Data excerpts

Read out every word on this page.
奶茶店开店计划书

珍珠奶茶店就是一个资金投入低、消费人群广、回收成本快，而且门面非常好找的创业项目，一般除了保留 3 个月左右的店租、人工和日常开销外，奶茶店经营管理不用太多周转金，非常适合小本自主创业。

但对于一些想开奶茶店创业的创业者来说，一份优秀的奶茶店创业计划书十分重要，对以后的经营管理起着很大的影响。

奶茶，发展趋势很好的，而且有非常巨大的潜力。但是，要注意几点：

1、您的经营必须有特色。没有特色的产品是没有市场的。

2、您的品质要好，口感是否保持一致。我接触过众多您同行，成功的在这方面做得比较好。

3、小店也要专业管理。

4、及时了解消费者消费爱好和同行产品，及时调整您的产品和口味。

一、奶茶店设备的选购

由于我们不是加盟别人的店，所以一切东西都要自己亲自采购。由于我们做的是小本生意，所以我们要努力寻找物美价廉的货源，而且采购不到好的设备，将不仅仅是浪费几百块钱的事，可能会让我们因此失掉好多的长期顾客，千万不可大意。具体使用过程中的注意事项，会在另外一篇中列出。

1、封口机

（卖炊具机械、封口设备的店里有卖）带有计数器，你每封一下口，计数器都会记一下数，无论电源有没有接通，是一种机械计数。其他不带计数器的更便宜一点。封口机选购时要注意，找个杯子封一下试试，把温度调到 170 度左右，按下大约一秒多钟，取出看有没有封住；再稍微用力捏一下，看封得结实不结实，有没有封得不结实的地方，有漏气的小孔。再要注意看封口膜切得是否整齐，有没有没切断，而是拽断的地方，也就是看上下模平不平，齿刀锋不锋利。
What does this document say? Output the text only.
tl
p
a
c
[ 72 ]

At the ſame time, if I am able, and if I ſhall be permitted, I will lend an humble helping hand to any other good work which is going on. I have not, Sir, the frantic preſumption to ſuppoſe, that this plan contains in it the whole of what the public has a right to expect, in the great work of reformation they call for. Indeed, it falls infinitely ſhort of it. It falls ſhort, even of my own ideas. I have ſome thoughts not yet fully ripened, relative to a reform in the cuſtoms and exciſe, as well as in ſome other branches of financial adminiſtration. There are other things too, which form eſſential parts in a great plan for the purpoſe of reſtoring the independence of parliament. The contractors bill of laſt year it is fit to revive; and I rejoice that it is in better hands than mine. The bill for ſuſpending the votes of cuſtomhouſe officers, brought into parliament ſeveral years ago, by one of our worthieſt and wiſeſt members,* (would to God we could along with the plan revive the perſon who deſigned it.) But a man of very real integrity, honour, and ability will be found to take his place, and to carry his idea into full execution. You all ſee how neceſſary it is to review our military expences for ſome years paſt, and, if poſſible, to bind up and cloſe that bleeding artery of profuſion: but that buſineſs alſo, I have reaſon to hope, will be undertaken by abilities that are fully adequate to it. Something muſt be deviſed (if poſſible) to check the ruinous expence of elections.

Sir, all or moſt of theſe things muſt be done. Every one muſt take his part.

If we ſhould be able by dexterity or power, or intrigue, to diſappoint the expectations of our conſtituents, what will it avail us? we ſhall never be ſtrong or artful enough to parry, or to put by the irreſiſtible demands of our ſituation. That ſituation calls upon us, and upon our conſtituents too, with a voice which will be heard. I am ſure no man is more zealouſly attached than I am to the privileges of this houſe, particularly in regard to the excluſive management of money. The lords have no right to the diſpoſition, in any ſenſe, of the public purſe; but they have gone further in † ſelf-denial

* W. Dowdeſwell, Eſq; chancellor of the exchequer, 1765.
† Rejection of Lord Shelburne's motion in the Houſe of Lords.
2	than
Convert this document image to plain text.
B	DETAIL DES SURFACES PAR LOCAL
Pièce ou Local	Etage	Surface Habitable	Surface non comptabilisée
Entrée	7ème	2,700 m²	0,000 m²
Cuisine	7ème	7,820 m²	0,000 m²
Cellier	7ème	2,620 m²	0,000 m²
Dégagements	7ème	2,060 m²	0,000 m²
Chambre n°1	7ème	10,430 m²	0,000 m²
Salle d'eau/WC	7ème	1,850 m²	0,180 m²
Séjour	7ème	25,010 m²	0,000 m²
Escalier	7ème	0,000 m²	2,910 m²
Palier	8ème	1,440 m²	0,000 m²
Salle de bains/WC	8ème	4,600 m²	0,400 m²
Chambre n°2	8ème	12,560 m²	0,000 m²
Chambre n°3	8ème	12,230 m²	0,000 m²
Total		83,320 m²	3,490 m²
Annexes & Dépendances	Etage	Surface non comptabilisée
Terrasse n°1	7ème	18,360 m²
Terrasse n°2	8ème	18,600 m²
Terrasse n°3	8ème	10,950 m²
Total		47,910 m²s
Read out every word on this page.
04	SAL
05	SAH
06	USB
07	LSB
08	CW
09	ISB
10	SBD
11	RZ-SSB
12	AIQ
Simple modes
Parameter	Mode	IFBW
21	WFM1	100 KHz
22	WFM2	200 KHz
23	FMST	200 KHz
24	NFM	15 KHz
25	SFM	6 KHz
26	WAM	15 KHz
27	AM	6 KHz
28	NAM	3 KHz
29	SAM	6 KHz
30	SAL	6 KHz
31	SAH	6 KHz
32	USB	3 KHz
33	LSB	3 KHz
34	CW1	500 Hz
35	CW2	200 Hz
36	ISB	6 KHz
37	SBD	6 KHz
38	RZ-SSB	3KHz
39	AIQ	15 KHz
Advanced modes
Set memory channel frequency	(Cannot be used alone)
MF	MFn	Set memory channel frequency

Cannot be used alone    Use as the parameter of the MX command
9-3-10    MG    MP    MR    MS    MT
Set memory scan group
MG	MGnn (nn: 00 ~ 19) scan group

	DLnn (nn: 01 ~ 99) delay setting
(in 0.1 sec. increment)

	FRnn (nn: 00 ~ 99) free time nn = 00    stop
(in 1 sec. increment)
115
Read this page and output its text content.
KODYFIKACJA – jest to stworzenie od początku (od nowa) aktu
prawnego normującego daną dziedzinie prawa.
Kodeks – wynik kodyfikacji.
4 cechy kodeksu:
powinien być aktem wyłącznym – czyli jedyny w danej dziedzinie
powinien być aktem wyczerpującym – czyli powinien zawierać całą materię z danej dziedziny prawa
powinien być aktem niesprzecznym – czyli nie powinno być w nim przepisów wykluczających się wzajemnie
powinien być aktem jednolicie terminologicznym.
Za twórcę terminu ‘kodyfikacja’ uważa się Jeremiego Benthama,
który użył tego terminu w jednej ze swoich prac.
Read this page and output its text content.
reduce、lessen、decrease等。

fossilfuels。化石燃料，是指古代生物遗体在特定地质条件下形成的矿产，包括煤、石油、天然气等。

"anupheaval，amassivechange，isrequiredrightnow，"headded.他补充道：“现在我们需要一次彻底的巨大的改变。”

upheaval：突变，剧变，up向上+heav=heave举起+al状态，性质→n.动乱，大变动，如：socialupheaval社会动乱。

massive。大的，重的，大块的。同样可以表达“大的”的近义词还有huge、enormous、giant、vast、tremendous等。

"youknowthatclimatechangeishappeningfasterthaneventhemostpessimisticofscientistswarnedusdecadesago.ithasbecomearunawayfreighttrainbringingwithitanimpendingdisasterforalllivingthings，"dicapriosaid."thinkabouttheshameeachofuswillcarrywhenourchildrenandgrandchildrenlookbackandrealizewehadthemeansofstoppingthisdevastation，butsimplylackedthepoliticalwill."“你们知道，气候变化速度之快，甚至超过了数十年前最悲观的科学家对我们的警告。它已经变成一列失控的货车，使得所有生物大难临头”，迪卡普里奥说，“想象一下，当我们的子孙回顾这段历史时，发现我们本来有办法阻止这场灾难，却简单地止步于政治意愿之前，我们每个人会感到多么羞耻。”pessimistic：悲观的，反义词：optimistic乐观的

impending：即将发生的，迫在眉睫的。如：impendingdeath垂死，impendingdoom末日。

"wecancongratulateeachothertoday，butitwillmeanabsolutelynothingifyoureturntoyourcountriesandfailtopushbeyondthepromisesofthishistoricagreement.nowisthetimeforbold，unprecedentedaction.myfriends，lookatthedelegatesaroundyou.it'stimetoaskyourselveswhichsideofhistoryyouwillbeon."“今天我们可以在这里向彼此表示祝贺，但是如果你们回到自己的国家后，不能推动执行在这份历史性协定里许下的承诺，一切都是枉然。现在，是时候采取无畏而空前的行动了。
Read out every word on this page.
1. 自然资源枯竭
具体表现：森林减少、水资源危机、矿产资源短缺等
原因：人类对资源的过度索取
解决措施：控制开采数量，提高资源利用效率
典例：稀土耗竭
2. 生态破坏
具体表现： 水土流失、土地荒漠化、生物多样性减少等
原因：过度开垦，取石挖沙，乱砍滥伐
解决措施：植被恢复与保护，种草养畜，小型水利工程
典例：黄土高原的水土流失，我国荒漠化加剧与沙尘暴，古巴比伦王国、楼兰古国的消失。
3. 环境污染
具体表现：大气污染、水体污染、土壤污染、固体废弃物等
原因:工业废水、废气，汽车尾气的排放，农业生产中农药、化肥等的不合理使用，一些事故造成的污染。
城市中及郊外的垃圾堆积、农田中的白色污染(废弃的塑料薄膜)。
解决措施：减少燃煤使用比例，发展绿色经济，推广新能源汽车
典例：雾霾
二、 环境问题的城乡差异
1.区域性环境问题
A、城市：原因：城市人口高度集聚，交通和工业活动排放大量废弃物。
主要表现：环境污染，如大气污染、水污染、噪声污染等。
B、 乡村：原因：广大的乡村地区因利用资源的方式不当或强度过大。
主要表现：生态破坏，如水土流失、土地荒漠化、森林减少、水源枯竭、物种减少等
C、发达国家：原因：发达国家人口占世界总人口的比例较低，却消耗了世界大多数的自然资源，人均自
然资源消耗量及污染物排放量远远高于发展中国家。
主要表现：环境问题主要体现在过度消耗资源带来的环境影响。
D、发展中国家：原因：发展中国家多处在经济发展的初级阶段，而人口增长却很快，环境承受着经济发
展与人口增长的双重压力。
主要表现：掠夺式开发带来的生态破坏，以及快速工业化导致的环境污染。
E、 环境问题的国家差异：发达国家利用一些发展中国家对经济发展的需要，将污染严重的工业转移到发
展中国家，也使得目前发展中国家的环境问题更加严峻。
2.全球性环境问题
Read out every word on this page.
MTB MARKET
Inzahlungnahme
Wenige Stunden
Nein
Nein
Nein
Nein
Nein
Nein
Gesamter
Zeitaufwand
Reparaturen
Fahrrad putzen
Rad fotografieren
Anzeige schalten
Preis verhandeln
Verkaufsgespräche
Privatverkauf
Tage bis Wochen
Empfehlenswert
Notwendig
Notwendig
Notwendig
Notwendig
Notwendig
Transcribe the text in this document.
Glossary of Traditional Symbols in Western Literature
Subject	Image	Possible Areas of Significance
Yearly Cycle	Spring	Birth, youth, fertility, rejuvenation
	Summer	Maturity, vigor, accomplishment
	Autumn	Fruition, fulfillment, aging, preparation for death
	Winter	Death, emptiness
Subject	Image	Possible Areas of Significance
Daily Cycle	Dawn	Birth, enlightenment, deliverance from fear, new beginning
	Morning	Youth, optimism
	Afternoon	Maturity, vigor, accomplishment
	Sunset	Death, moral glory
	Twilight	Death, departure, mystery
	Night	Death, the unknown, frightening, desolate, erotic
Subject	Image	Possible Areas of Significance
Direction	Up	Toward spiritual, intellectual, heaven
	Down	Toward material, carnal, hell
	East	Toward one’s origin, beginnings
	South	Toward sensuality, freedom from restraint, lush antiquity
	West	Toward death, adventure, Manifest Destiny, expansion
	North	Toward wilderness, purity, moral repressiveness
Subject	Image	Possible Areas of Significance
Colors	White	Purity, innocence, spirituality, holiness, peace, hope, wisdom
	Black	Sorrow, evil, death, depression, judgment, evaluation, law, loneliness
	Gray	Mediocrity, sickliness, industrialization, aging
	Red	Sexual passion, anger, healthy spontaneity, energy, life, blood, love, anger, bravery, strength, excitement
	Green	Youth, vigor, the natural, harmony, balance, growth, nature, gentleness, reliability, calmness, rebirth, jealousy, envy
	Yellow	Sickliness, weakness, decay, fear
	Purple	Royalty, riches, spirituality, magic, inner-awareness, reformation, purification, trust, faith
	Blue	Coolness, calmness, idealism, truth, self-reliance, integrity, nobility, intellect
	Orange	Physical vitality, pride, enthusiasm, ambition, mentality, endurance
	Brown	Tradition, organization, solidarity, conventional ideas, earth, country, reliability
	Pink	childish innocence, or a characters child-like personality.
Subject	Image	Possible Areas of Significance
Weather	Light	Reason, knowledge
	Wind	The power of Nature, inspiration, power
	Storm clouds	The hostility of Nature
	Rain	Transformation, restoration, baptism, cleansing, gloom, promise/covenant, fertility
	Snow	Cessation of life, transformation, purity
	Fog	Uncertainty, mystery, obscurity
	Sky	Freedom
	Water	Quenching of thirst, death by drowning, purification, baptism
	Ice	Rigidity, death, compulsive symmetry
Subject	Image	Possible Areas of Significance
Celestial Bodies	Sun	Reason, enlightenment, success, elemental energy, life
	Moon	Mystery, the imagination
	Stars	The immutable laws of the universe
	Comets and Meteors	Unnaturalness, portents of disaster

→ **Problem to work on**:
Count every line of the records that holds the string "森林减少". Write only the total.

→ **Finished task**:
2